▶ Do this
Where a line contains the string "cité", copy that line.

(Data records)
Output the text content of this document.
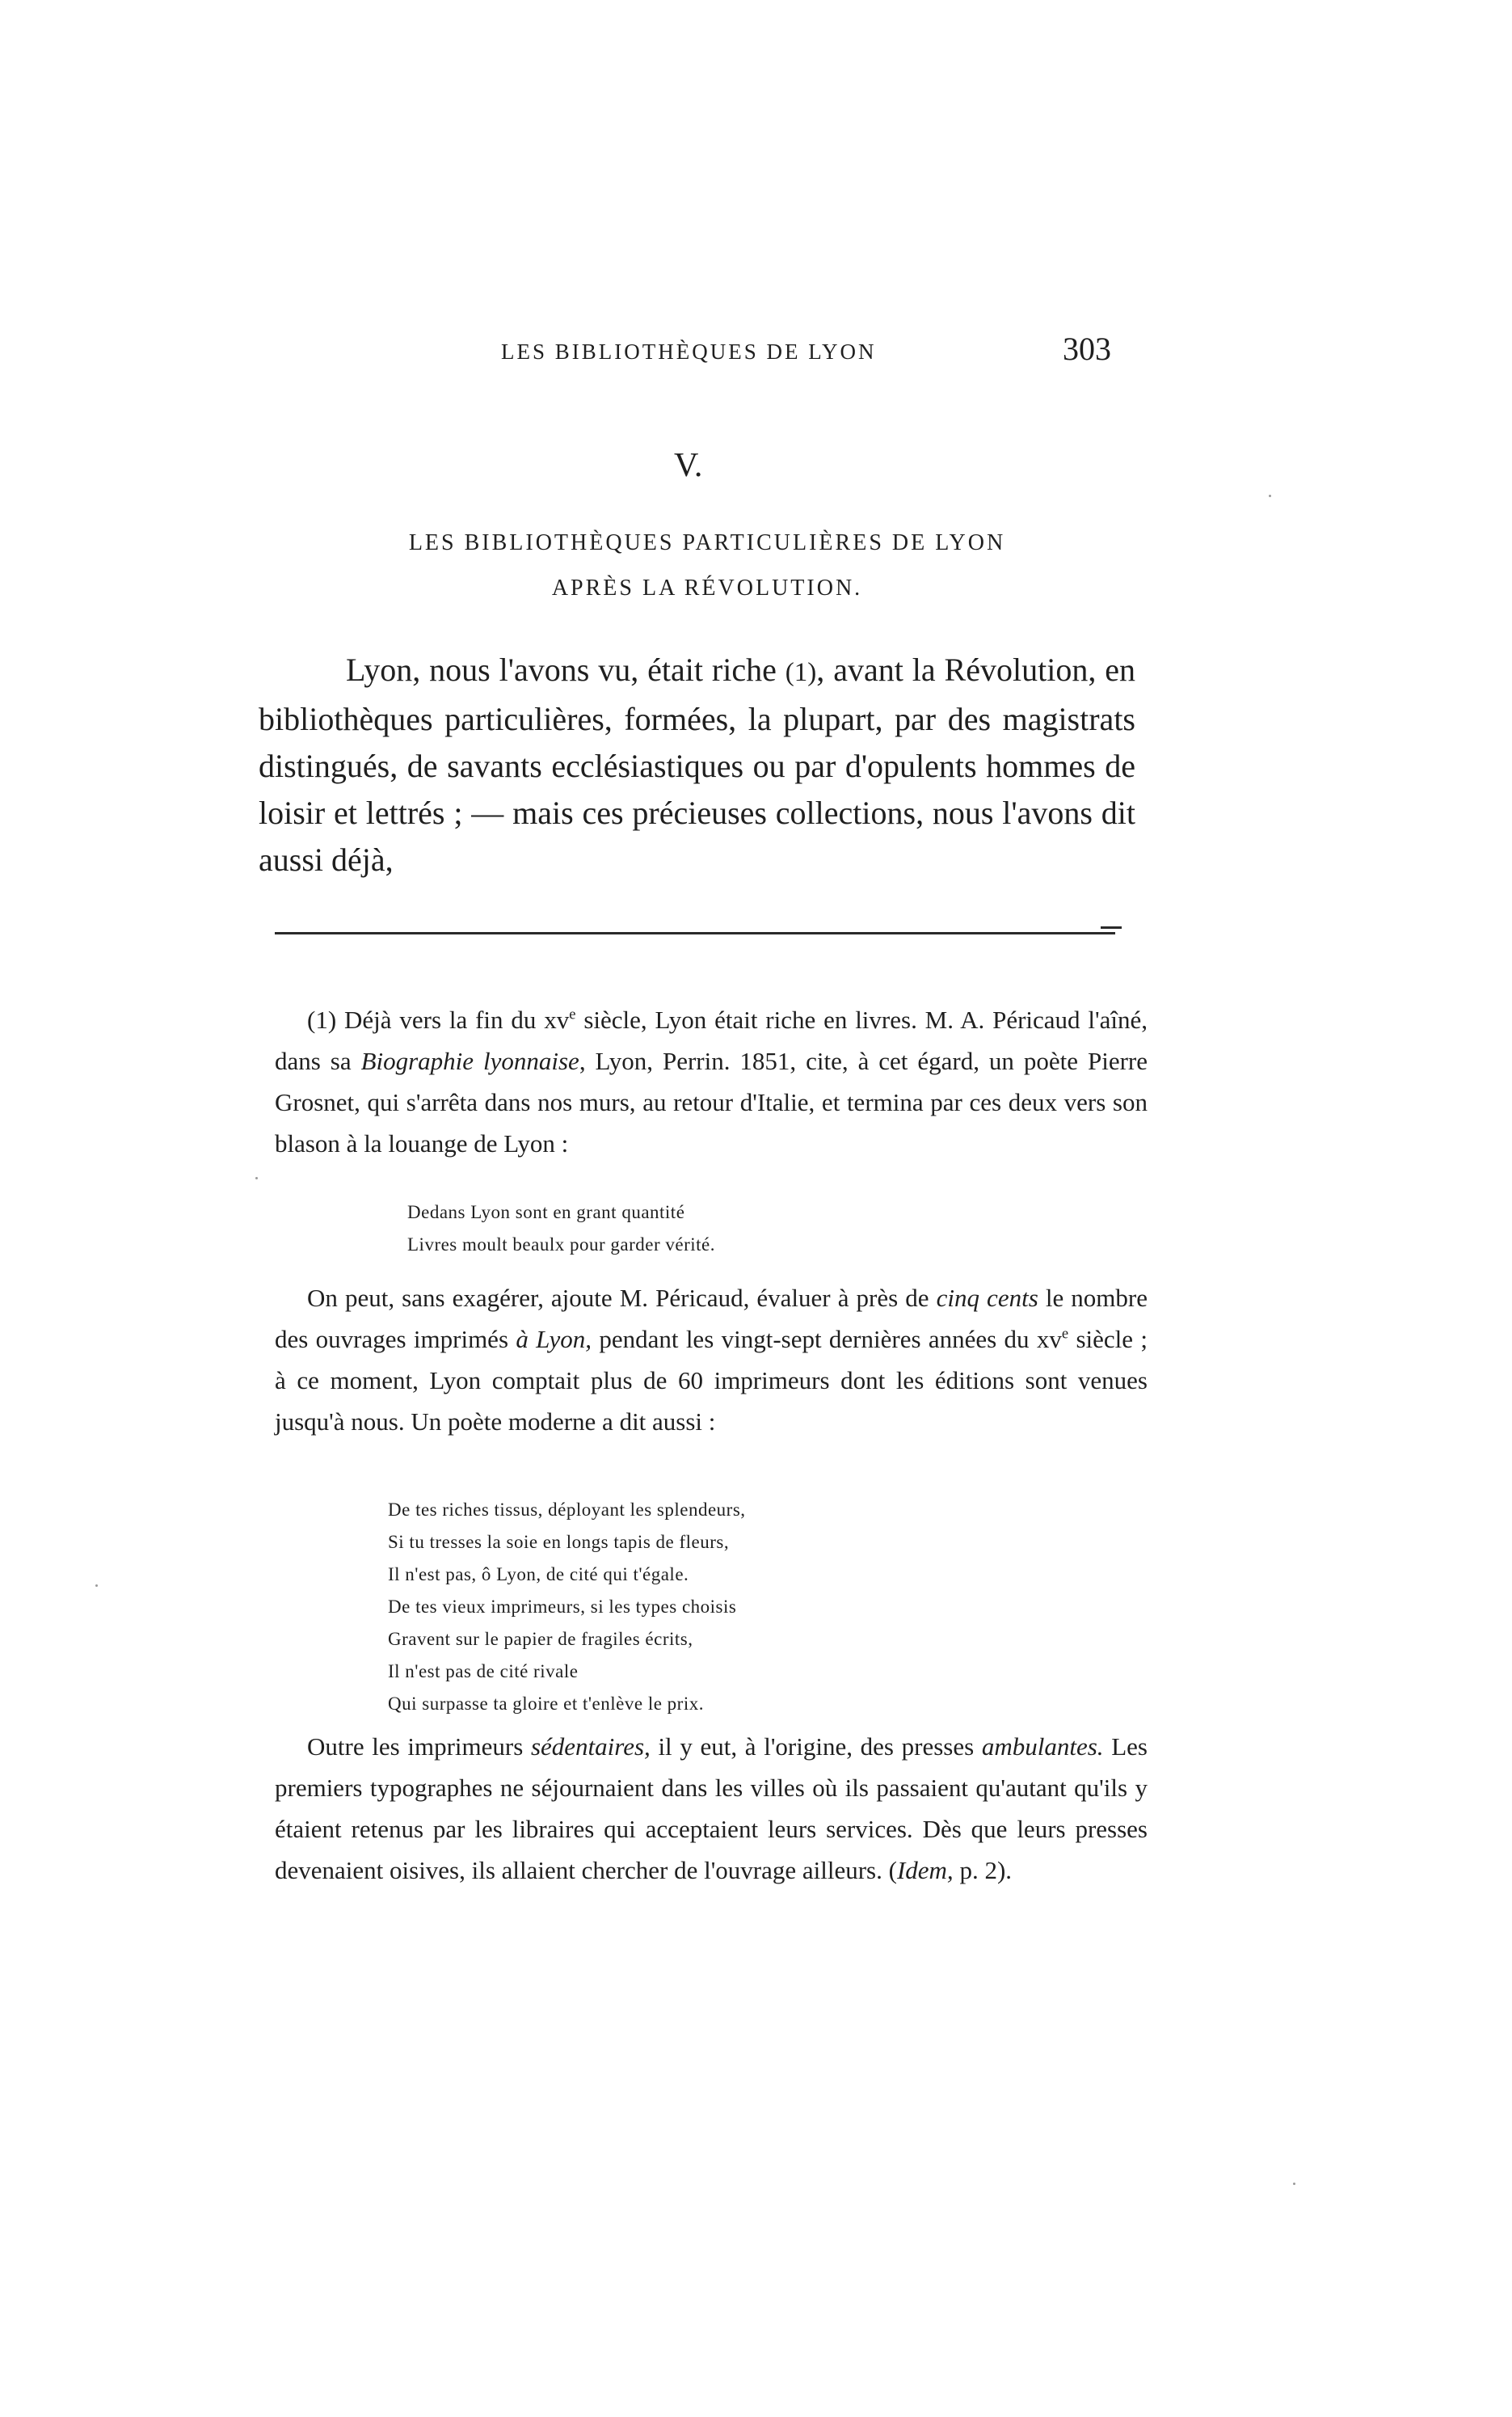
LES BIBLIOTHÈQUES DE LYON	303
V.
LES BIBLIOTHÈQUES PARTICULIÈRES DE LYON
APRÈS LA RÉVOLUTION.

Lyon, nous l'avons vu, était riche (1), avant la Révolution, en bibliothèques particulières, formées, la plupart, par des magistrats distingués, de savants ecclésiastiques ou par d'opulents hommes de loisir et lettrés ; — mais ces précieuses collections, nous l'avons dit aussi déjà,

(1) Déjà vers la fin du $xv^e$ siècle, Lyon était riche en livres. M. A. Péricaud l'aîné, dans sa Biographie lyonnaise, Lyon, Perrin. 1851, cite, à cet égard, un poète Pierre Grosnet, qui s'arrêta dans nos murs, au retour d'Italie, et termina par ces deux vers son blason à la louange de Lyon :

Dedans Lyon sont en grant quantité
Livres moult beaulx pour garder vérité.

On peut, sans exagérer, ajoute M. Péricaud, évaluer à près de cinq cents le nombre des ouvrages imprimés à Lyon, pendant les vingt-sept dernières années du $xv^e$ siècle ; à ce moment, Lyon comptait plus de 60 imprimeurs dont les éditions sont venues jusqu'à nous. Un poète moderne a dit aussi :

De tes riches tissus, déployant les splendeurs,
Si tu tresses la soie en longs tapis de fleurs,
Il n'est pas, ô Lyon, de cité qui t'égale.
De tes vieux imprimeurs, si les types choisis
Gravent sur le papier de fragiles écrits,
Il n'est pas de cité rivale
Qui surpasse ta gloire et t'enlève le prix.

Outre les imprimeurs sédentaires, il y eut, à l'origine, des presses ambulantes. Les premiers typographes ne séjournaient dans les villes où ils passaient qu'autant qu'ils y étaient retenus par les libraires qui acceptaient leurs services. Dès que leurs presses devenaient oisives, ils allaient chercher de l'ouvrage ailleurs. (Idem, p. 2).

▶ The answer
Il n'est pas, ô Lyon, de cité qui t'égale.
Il n'est pas de cité rivale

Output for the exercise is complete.